WHAT THE EXERCISE ASKS >> Search the records for the word "Durchfahrhöhe" and report each line that has it.

● ● ● ● ●

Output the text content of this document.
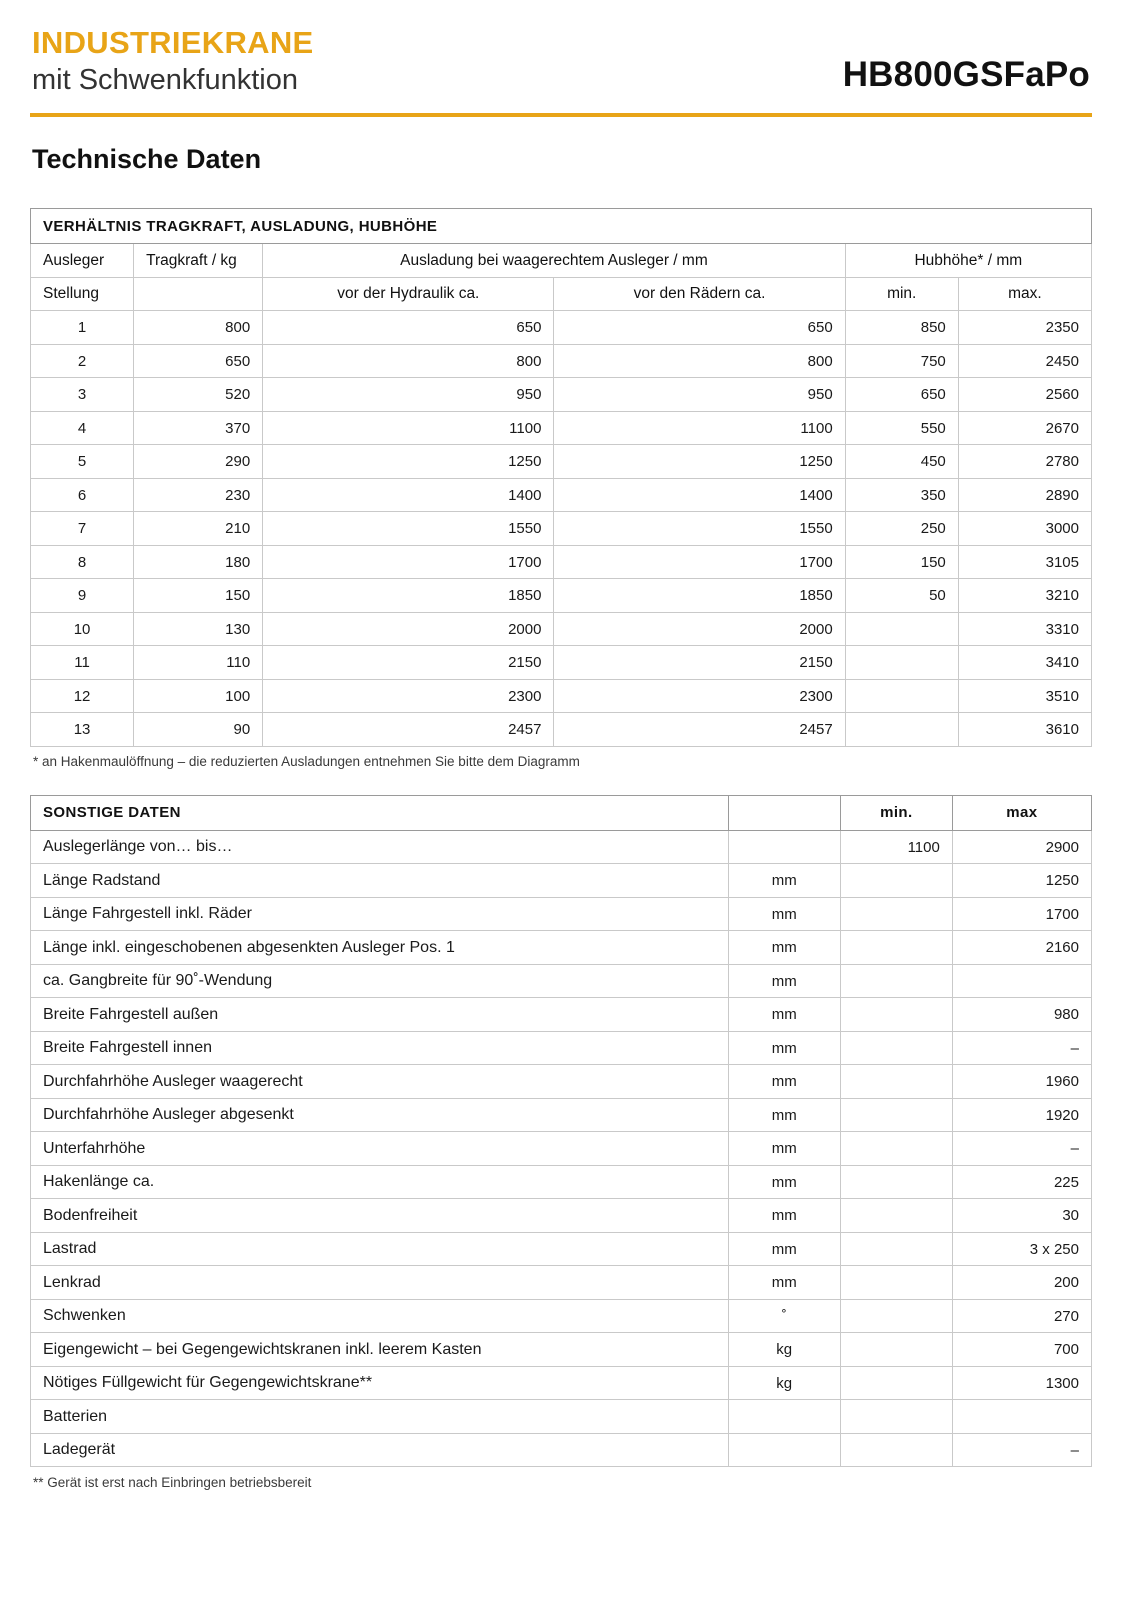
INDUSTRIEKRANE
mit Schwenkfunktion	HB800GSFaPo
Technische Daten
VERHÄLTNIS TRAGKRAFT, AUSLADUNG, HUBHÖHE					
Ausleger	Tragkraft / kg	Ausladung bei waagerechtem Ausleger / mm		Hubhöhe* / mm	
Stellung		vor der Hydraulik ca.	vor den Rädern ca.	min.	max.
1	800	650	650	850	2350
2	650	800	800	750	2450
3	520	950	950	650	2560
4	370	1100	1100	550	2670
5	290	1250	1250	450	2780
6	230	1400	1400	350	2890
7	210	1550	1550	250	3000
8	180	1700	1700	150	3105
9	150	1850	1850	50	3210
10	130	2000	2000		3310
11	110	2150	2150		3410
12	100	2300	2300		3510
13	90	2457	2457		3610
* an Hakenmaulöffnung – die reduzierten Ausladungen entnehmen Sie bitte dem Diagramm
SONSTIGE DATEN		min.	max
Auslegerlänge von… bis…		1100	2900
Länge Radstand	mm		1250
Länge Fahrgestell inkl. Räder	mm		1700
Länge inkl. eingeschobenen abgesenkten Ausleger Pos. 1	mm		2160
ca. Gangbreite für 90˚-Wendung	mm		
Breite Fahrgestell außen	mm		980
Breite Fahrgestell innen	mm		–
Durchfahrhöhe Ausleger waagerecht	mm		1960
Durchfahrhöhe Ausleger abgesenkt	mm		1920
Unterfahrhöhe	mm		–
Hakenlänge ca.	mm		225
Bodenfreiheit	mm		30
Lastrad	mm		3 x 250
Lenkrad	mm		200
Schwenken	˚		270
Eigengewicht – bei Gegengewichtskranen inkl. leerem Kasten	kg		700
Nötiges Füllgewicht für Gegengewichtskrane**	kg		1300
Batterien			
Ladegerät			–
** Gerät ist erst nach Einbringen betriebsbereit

● ● ● ● ●

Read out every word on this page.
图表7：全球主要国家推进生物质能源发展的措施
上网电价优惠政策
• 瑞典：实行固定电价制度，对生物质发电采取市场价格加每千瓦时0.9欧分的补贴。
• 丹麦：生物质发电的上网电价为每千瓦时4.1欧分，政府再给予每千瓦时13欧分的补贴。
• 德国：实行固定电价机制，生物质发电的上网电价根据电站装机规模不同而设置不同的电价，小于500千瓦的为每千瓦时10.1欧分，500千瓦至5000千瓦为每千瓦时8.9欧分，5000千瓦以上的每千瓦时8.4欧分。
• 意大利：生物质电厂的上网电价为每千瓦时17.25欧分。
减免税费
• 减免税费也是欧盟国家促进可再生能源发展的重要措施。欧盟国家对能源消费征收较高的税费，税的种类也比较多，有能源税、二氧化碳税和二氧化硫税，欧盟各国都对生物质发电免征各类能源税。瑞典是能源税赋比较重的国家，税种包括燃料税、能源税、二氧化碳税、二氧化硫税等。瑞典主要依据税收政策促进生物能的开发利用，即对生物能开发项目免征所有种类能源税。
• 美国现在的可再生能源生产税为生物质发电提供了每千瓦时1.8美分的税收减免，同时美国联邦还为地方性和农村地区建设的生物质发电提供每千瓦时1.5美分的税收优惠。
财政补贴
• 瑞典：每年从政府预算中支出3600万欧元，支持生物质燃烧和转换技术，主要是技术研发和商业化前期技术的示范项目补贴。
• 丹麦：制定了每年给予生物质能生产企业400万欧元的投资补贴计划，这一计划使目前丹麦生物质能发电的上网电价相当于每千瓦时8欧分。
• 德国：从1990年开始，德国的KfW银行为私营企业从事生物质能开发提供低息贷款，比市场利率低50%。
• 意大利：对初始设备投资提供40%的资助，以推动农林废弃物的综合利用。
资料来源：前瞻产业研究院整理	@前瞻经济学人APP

● ● ● ● ●

SOLUTION FOR THIS EXERCISE >>
Durchfahrhöhe Ausleger waagerecht	mm		1960
Durchfahrhöhe Ausleger abgesenkt	mm		1920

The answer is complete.